→ **Task**
Report every line of the data that includes "mußten".

→ **The input**
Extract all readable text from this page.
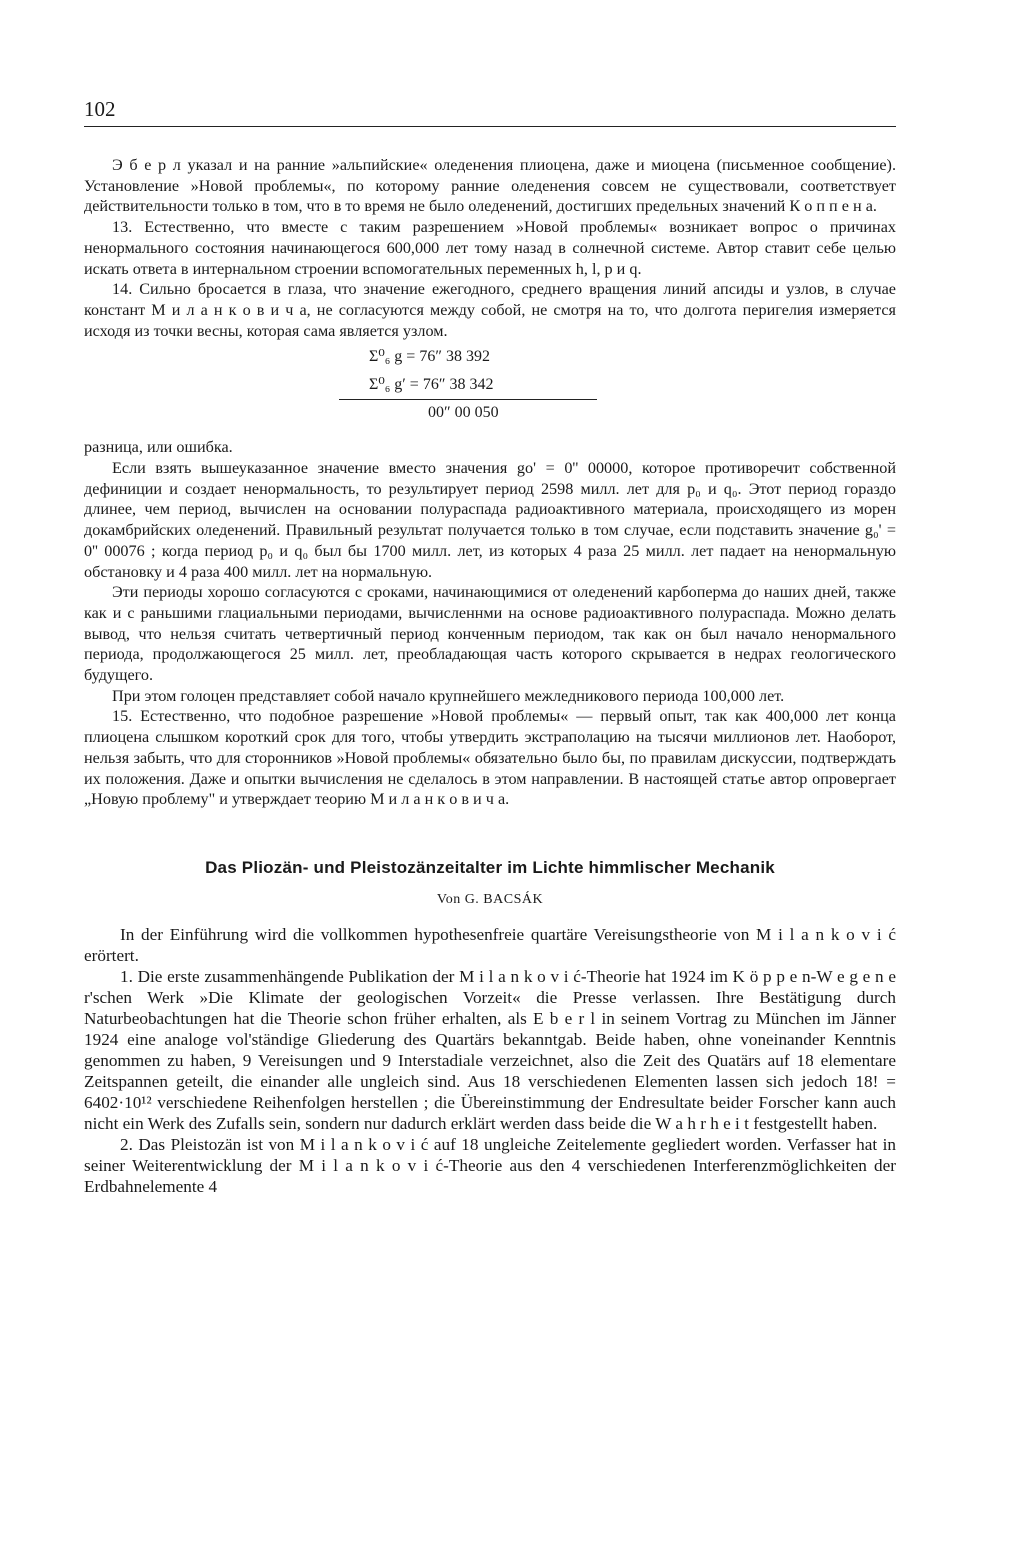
102

Э б е р л указал и на ранние »альпийские« оледенения плиоцена, даже и миоцена (письменное сообщение). Установление »Новой проблемы«, по которому ранние оледенения совсем не существовали, соответствует действительности только в том, что в то время не было оледенений, достигших предельных значений К о п п е н а.

13. Естественно, что вместе с таким разрешением »Новой проблемы« возникает вопрос о причинах ненормального состояния начинающегося 600,000 лет тому назад в солнечной системе. Автор ставит себе целью искать ответа в интернальном строении вспомогательных переменных h, l, p и q.

14. Сильно бросается в глаза, что значение ежегодного, среднего вращения линий апсиды и узлов, в случае констант М и л а н к о в и ч а, не согласуются между собой, не смотря на то, что долгота перигелия измеряется исходя из точки весны, которая сама является узлом.

Σ⁰₆ g = 76″ 38 392
Σ⁰₆ g′ = 76″ 38 342
00″ 00 050

разница, или ошибка.

Если взять вышеуказанное значение вместо значения go' = 0'' 00000, которое противоречит собственной дефиниции и создает ненормальность, то результирует период 2598 милл. лет для p₀ и q₀. Этот период гораздо длинее, чем период, вычислен на основании полураспада радиоактивного материала, происходящего из морен докамбрийских оледенений. Правильный результат получается только в том случае, если подставить значение g₀' = 0'' 00076 ; когда период p₀ и q₀ был бы 1700 милл. лет, из которых 4 раза 25 милл. лет падает на ненормальную обстановку и 4 раза 400 милл. лет на нормальную.

Эти периоды хорошо согласуются с сроками, начинающимися от оледенений карбоперма до наших дней, также как и с раньшими глациальными периодами, вычисленнми на основе радиоактивного полураспада. Можно делать вывод, что нельзя считать четвертичный период конченным периодом, так как он был начало ненормального периода, продолжающегося 25 милл. лет, преобладающая часть которого скрывается в недрах геологического будущего.

При этом голоцен представляет собой начало крупнейшего межледникового периода 100,000 лет.

15. Естественно, что подобное разрешение »Новой проблемы« — первый опыт, так как 400,000 лет конца плиоцена слышком короткий срок для того, чтобы утвердить экстраполацию на тысячи миллионов лет. Наоборот, нельзя забыть, что для сторонников »Новой проблемы« обязательно было бы, по правилам дискуссии, подтверждать их положения. Даже и опытки вычисления не сделалось в этом направлении. В настоящей статье автор опровергает „Новую проблему" и утверждает теорию М и л а н к о в и ч а.

Das Pliozän- und Pleistozänzeitalter im Lichte himmlischer Mechanik
Von G. BACSÁK

In der Einführung wird die vollkommen hypothesenfreie quartäre Vereisungstheorie von M i l a n k o v i ć erörtert.

1. Die erste zusammenhängende Publikation der M i l a n k o v i ć-Theorie hat 1924 im K ö p p e n-W e g e n e r'schen Werk »Die Klimate der geologischen Vorzeit« die Presse verlassen. Ihre Bestätigung durch Naturbeobachtungen hat die Theorie schon früher erhalten, als E b e r l in seinem Vortrag zu München im Jänner 1924 eine analoge vol'ständige Gliederung des Quartärs bekanntgab. Beide haben, ohne voneinander Kenntnis genommen zu haben, 9 Vereisungen und 9 Interstadiale verzeichnet, also die Zeit des Quatärs auf 18 elementare Zeitspannen geteilt, die einander alle ungleich sind. Aus 18 verschiedenen Elementen lassen sich jedoch 18! = 6402·10¹² verschiedene Reihenfolgen herstellen ; die Übereinstimmung der Endresultate beider Forscher kann auch nicht ein Werk des Zufalls sein, sondern nur dadurch erklärt werden dass beide die W a h r h e i t festgestellt haben.

2. Das Pleistozän ist von M i l a n k o v i ć auf 18 ungleiche Zeitelemente gegliedert worden. Verfasser hat in seiner Weiterentwicklung der M i l a n k o v i ć-Theorie aus den 4 verschiedenen Interferenzmöglichkeiten der Erdbahnelemente 4
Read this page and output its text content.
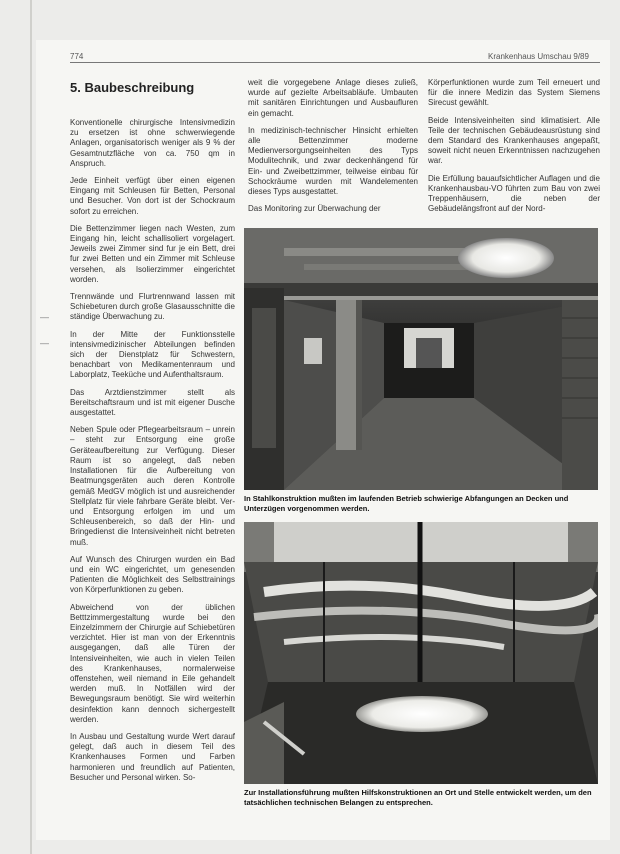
774	Krankenhaus Umschau 9/89
5. Baubeschreibung

Konventionelle chirurgische Intensivmedizin zu ersetzen ist ohne schwerwiegende Anlagen, organisatorisch weniger als 9 % der Gesamtnutzfläche von ca. 750 qm in Anspruch.

Jede Einheit verfügt über einen eigenen Eingang mit Schleusen für Betten, Personal und Besucher. Von dort ist der Schockraum sofort zu erreichen.

Die Bettenzimmer liegen nach Westen, zum Eingang hin, leicht schallisoliert vorgelagert. Jeweils zwei Zimmer sind fur je ein Bett, drei fur zwei Betten und ein Zimmer mit Schleuse versehen, als Isolierzimmer eingerichtet worden.

Trennwände und Flurtrennwand lassen mit Schiebeturen durch große Glasausschnitte die ständige Überwachung zu.

In der Mitte der Funktionsstelle intensivmedizinischer Abteilungen befinden sich der Dienstplatz für Schwestern, benachbart von Medikamentenraum und Laborplatz, Teeküche und Aufenthaltsraum.

Das Arztdienstzimmer stellt als Bereitschaftsraum und ist mit eigener Dusche ausgestattet.

Neben Spule oder Pflegearbeitsraum – unrein – steht zur Entsorgung eine große Geräteaufbereitung zur Verfügung. Dieser Raum ist so angelegt, daß neben Installationen für die Aufbereitung von Beatmungsgeräten auch deren Kontrolle gemäß MedGV möglich ist und ausreichender Stellplatz für viele fahrbare Geräte bleibt. Ver- und Entsorgung erfolgen im und um Schleusenbereich, so daß der Hin- und Bringedienst die Intensiveinheit nicht betreten muß.

Auf Wunsch des Chirurgen wurden ein Bad und ein WC eingerichtet, um genesenden Patienten die Möglichkeit des Selbsttrainings von Körperfunktionen zu geben.

Abweichend von der üblichen Betttzimmergestaltung wurde bei den Einzelzimmern der Chirurgie auf Schiebetüren verzichtet. Hier ist man von der Erkenntnis ausgegangen, daß alle Türen der Intensiveinheiten, wie auch in vielen Teilen des Krankenhauses, normalerweise offenstehen, weil niemand in Eile gehandelt werden muß. In Notfällen wird der Bewegungsraum benötigt. Sie wird weiterhin desinfektion kann dennoch sichergestellt werden.

In Ausbau und Gestaltung wurde Wert darauf gelegt, daß auch in diesem Teil des Krankenhauses Formen und Farben harmonieren und freundlich auf Patienten, Besucher und Personal wirken. So-

—
—

weit die vorgegebene Anlage dieses zuließ, wurde auf gezielte Arbeitsabläufe. Umbauten mit sanitären Einrichtungen und Ausbaufluren ein gemacht.

In medizinisch-technischer Hinsicht erhielten alle Bettenzimmer moderne Medienversorgungseinheiten des Typs Modulitechnik, und zwar deckenhängend für Ein- und Zweibettzimmer, teilweise einbau für Schockräume wurden mit Wandelementen dieses Typs ausgestattet.

Das Monitoring zur Überwachung der

Körperfunktionen wurde zum Teil erneuert und für die innere Medizin das System Siemens Sirecust gewählt.

Beide Intensiveinheiten sind klimatisiert. Alle Teile der technischen Gebäudeausrüstung sind dem Standard des Krankenhauses angepaßt, soweit nicht neuen Erkenntnissen nachzugehen war.

Die Erfüllung bauaufsichtlicher Auflagen und die Krankenhausbau-VO führten zum Bau von zwei Treppenhäusern, die neben der Gebäudelängsfront auf der Nord-

In Stahlkonstruktion mußten im laufenden Betrieb schwierige Abfangungen an Decken und Unterzügen vorgenommen werden.
Zur Installationsführung mußten Hilfskonstruktionen an Ort und Stelle entwickelt werden, um den tatsächlichen technischen Belangen zu entsprechen.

→ **Answer to this problem**
In Stahlkonstruktion mußten im laufenden Betrieb schwierige Abfangungen an Decken und Unterzügen vorgenommen werden.
Zur Installationsführung mußten Hilfskonstruktionen an Ort und Stelle entwickelt werden, um den tatsächlichen technischen Belangen zu entsprechen.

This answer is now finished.